**WHAT NEEDS TO BE DONE**
Give only the number of lines that hold the word "with".

**Recorded data**
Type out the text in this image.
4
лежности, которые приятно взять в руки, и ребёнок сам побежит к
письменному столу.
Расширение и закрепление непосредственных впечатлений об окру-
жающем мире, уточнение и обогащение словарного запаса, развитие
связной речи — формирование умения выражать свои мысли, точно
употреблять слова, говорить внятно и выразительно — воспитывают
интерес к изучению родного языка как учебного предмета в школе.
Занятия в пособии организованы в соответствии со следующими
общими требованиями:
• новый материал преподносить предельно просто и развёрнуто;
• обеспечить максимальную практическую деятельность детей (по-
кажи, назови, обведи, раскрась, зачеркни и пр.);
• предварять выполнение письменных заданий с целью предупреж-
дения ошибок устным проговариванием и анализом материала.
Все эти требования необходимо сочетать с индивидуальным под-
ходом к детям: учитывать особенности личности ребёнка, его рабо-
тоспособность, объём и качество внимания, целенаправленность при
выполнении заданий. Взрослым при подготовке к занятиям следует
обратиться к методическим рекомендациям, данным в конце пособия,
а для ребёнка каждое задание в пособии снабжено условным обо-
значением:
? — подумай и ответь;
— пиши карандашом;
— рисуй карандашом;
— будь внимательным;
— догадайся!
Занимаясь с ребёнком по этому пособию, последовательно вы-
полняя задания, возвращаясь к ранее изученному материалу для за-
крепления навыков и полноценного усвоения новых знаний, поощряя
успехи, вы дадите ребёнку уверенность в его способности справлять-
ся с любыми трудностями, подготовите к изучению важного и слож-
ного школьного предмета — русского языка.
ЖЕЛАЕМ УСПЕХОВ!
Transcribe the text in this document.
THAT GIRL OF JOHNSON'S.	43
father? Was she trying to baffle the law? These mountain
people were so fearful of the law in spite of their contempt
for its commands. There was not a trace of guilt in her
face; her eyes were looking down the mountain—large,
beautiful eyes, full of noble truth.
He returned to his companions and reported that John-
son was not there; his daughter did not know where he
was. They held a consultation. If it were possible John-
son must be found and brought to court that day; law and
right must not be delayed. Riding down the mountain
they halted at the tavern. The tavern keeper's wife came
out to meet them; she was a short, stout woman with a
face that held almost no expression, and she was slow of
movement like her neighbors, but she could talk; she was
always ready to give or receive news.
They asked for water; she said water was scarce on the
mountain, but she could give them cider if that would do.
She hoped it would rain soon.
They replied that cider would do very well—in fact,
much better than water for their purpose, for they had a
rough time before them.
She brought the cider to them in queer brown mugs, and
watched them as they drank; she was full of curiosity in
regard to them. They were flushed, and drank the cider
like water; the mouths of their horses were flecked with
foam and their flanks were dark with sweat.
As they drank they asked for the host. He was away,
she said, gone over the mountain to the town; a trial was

**RESPONSE**
3